§ Work instruction:
Your output should match the listing below word for word, without any images.

§ Given data:
- Opening Delimiter -
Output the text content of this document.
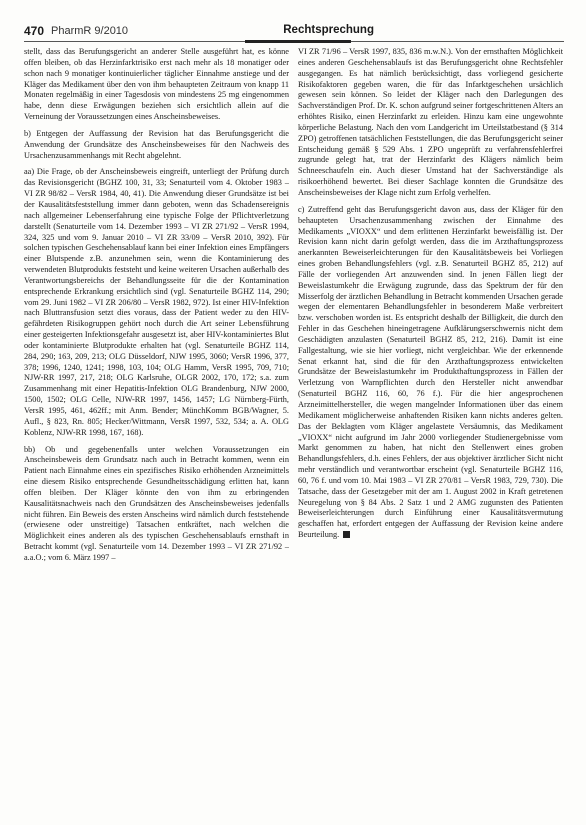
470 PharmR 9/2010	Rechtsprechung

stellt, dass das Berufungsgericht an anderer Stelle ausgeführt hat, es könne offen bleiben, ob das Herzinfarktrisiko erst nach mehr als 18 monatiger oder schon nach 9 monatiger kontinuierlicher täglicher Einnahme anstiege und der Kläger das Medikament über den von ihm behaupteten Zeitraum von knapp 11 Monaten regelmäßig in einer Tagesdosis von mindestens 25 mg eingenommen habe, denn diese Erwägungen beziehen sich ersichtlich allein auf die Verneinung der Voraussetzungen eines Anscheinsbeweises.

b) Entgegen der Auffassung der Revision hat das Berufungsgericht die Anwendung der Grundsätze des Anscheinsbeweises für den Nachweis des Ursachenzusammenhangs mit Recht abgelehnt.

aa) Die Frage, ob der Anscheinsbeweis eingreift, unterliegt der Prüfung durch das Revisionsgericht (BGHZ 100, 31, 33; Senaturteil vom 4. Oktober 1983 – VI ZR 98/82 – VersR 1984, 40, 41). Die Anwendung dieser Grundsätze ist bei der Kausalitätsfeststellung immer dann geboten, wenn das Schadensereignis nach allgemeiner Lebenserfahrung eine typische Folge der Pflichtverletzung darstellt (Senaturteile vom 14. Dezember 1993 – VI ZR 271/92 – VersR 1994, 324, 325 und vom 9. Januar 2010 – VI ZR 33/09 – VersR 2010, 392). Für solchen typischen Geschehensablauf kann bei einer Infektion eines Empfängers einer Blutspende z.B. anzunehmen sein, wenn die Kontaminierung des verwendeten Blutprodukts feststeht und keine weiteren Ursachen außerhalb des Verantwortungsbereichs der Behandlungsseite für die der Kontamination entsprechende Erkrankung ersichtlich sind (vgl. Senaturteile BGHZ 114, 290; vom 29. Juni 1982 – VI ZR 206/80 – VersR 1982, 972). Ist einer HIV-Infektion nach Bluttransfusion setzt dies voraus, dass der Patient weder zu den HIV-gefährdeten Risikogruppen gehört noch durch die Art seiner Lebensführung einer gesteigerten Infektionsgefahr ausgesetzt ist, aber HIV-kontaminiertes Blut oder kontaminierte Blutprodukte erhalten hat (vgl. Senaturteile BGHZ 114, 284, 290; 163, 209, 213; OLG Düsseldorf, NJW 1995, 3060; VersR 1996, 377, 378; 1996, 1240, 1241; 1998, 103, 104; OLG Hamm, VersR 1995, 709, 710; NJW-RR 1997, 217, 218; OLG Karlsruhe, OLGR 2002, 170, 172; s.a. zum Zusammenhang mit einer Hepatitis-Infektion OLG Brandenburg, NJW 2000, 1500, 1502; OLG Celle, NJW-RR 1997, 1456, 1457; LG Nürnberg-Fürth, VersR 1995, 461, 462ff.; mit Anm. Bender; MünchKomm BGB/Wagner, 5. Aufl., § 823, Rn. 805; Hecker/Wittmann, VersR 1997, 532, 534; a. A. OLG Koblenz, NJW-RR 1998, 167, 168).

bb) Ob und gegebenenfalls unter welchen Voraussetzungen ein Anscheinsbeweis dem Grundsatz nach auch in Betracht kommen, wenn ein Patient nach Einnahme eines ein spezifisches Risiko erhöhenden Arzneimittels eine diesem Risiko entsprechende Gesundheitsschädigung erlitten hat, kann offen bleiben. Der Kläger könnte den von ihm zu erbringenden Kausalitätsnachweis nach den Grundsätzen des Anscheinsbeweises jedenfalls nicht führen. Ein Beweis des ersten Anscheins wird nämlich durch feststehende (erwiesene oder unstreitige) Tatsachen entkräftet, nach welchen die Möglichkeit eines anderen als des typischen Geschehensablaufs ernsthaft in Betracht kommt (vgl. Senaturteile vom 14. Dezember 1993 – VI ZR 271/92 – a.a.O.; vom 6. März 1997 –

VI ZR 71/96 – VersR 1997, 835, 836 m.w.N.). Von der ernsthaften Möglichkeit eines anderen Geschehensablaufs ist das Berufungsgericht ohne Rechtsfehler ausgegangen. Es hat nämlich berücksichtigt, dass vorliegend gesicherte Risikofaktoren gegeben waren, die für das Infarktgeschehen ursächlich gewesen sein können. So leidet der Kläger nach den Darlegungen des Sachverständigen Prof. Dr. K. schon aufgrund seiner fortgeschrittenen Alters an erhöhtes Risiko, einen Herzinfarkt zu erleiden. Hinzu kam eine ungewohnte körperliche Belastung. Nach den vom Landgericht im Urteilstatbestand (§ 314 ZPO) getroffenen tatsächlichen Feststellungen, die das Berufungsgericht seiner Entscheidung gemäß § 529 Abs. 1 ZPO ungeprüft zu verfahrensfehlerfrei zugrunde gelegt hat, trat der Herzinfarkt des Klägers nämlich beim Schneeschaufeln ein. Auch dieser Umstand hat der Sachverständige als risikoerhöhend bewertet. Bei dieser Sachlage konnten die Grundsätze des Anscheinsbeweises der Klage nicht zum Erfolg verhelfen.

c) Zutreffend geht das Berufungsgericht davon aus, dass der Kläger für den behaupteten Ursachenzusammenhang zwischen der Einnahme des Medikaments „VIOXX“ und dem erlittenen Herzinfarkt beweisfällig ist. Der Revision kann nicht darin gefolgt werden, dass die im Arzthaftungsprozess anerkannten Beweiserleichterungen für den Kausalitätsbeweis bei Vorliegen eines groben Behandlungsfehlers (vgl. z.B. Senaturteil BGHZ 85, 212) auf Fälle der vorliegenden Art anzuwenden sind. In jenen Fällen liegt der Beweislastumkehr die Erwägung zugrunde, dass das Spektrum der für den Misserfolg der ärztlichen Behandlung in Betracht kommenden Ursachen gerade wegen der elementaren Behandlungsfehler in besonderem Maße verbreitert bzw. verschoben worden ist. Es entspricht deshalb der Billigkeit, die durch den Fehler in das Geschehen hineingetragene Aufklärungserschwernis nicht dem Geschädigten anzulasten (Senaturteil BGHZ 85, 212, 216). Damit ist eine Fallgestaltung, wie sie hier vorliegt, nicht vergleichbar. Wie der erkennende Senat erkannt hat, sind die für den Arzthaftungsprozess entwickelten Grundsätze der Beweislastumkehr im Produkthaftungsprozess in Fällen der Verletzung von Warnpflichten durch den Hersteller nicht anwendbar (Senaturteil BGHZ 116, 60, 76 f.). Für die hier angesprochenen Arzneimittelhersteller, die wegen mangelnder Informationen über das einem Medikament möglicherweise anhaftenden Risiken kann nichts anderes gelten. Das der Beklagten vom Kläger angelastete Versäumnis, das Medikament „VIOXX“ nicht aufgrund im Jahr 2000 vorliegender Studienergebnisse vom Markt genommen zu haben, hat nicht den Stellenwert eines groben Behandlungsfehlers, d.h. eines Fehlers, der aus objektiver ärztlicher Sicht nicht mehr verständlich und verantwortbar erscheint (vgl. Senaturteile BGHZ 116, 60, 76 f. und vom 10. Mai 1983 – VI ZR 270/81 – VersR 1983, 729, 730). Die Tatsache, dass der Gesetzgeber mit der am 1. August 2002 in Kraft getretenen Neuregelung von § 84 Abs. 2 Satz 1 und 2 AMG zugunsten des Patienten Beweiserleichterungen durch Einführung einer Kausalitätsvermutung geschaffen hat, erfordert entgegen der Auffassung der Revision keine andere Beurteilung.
- Closing Delimiter -
§ Response box:
Output the text content of this document.
470 PharmR 9/2010	Rechtsprechung

stellt, dass das Berufungsgericht an anderer Stelle ausgeführt hat, es könne offen bleiben, ob das Herzinfarktrisiko erst nach mehr als 18 monatiger oder schon nach 9 monatiger kontinuierlicher täglicher Einnahme anstiege und der Kläger das Medikament über den von ihm behaupteten Zeitraum von knapp 11 Monaten regelmäßig in einer Tagesdosis von mindestens 25 mg eingenommen habe, denn diese Erwägungen beziehen sich ersichtlich allein auf die Verneinung der Voraussetzungen eines Anscheinsbeweises.

b) Entgegen der Auffassung der Revision hat das Berufungsgericht die Anwendung der Grundsätze des Anscheinsbeweises für den Nachweis des Ursachenzusammenhangs mit Recht abgelehnt.

aa) Die Frage, ob der Anscheinsbeweis eingreift, unterliegt der Prüfung durch das Revisionsgericht (BGHZ 100, 31, 33; Senaturteil vom 4. Oktober 1983 – VI ZR 98/82 – VersR 1984, 40, 41). Die Anwendung dieser Grundsätze ist bei der Kausalitätsfeststellung immer dann geboten, wenn das Schadensereignis nach allgemeiner Lebenserfahrung eine typische Folge der Pflichtverletzung darstellt (Senaturteile vom 14. Dezember 1993 – VI ZR 271/92 – VersR 1994, 324, 325 und vom 9. Januar 2010 – VI ZR 33/09 – VersR 2010, 392). Für solchen typischen Geschehensablauf kann bei einer Infektion eines Empfängers einer Blutspende z.B. anzunehmen sein, wenn die Kontaminierung des verwendeten Blutprodukts feststeht und keine weiteren Ursachen außerhalb des Verantwortungsbereichs der Behandlungsseite für die der Kontamination entsprechende Erkrankung ersichtlich sind (vgl. Senaturteile BGHZ 114, 290; vom 29. Juni 1982 – VI ZR 206/80 – VersR 1982, 972). Ist einer HIV-Infektion nach Bluttransfusion setzt dies voraus, dass der Patient weder zu den HIV-gefährdeten Risikogruppen gehört noch durch die Art seiner Lebensführung einer gesteigerten Infektionsgefahr ausgesetzt ist, aber HIV-kontaminiertes Blut oder kontaminierte Blutprodukte erhalten hat (vgl. Senaturteile BGHZ 114, 284, 290; 163, 209, 213; OLG Düsseldorf, NJW 1995, 3060; VersR 1996, 377, 378; 1996, 1240, 1241; 1998, 103, 104; OLG Hamm, VersR 1995, 709, 710; NJW-RR 1997, 217, 218; OLG Karlsruhe, OLGR 2002, 170, 172; s.a. zum Zusammenhang mit einer Hepatitis-Infektion OLG Brandenburg, NJW 2000, 1500, 1502; OLG Celle, NJW-RR 1997, 1456, 1457; LG Nürnberg-Fürth, VersR 1995, 461, 462ff.; mit Anm. Bender; MünchKomm BGB/Wagner, 5. Aufl., § 823, Rn. 805; Hecker/Wittmann, VersR 1997, 532, 534; a. A. OLG Koblenz, NJW-RR 1998, 167, 168).

bb) Ob und gegebenenfalls unter welchen Voraussetzungen ein Anscheinsbeweis dem Grundsatz nach auch in Betracht kommen, wenn ein Patient nach Einnahme eines ein spezifisches Risiko erhöhenden Arzneimittels eine diesem Risiko entsprechende Gesundheitsschädigung erlitten hat, kann offen bleiben. Der Kläger könnte den von ihm zu erbringenden Kausalitätsnachweis nach den Grundsätzen des Anscheinsbeweises jedenfalls nicht führen. Ein Beweis des ersten Anscheins wird nämlich durch feststehende (erwiesene oder unstreitige) Tatsachen entkräftet, nach welchen die Möglichkeit eines anderen als des typischen Geschehensablaufs ernsthaft in Betracht kommt (vgl. Senaturteile vom 14. Dezember 1993 – VI ZR 271/92 – a.a.O.; vom 6. März 1997 –

VI ZR 71/96 – VersR 1997, 835, 836 m.w.N.). Von der ernsthaften Möglichkeit eines anderen Geschehensablaufs ist das Berufungsgericht ohne Rechtsfehler ausgegangen. Es hat nämlich berücksichtigt, dass vorliegend gesicherte Risikofaktoren gegeben waren, die für das Infarktgeschehen ursächlich gewesen sein können. So leidet der Kläger nach den Darlegungen des Sachverständigen Prof. Dr. K. schon aufgrund seiner fortgeschrittenen Alters an erhöhtes Risiko, einen Herzinfarkt zu erleiden. Hinzu kam eine ungewohnte körperliche Belastung. Nach den vom Landgericht im Urteilstatbestand (§ 314 ZPO) getroffenen tatsächlichen Feststellungen, die das Berufungsgericht seiner Entscheidung gemäß § 529 Abs. 1 ZPO ungeprüft zu verfahrensfehlerfrei zugrunde gelegt hat, trat der Herzinfarkt des Klägers nämlich beim Schneeschaufeln ein. Auch dieser Umstand hat der Sachverständige als risikoerhöhend bewertet. Bei dieser Sachlage konnten die Grundsätze des Anscheinsbeweises der Klage nicht zum Erfolg verhelfen.

c) Zutreffend geht das Berufungsgericht davon aus, dass der Kläger für den behaupteten Ursachenzusammenhang zwischen der Einnahme des Medikaments „VIOXX“ und dem erlittenen Herzinfarkt beweisfällig ist. Der Revision kann nicht darin gefolgt werden, dass die im Arzthaftungsprozess anerkannten Beweiserleichterungen für den Kausalitätsbeweis bei Vorliegen eines groben Behandlungsfehlers (vgl. z.B. Senaturteil BGHZ 85, 212) auf Fälle der vorliegenden Art anzuwenden sind. In jenen Fällen liegt der Beweislastumkehr die Erwägung zugrunde, dass das Spektrum der für den Misserfolg der ärztlichen Behandlung in Betracht kommenden Ursachen gerade wegen der elementaren Behandlungsfehler in besonderem Maße verbreitert bzw. verschoben worden ist. Es entspricht deshalb der Billigkeit, die durch den Fehler in das Geschehen hineingetragene Aufklärungserschwernis nicht dem Geschädigten anzulasten (Senaturteil BGHZ 85, 212, 216). Damit ist eine Fallgestaltung, wie sie hier vorliegt, nicht vergleichbar. Wie der erkennende Senat erkannt hat, sind die für den Arzthaftungsprozess entwickelten Grundsätze der Beweislastumkehr im Produkthaftungsprozess in Fällen der Verletzung von Warnpflichten durch den Hersteller nicht anwendbar (Senaturteil BGHZ 116, 60, 76 f.). Für die hier angesprochenen Arzneimittelhersteller, die wegen mangelnder Informationen über das einem Medikament möglicherweise anhaftenden Risiken kann nichts anderes gelten. Das der Beklagten vom Kläger angelastete Versäumnis, das Medikament „VIOXX“ nicht aufgrund im Jahr 2000 vorliegender Studienergebnisse vom Markt genommen zu haben, hat nicht den Stellenwert eines groben Behandlungsfehlers, d.h. eines Fehlers, der aus objektiver ärztlicher Sicht nicht mehr verständlich und verantwortbar erscheint (vgl. Senaturteile BGHZ 116, 60, 76 f. und vom 10. Mai 1983 – VI ZR 270/81 – VersR 1983, 729, 730). Die Tatsache, dass der Gesetzgeber mit der am 1. August 2002 in Kraft getretenen Neuregelung von § 84 Abs. 2 Satz 1 und 2 AMG zugunsten des Patienten Beweiserleichterungen durch Einführung einer Kausalitätsvermutung geschaffen hat, erfordert entgegen der Auffassung der Revision keine andere Beurteilung.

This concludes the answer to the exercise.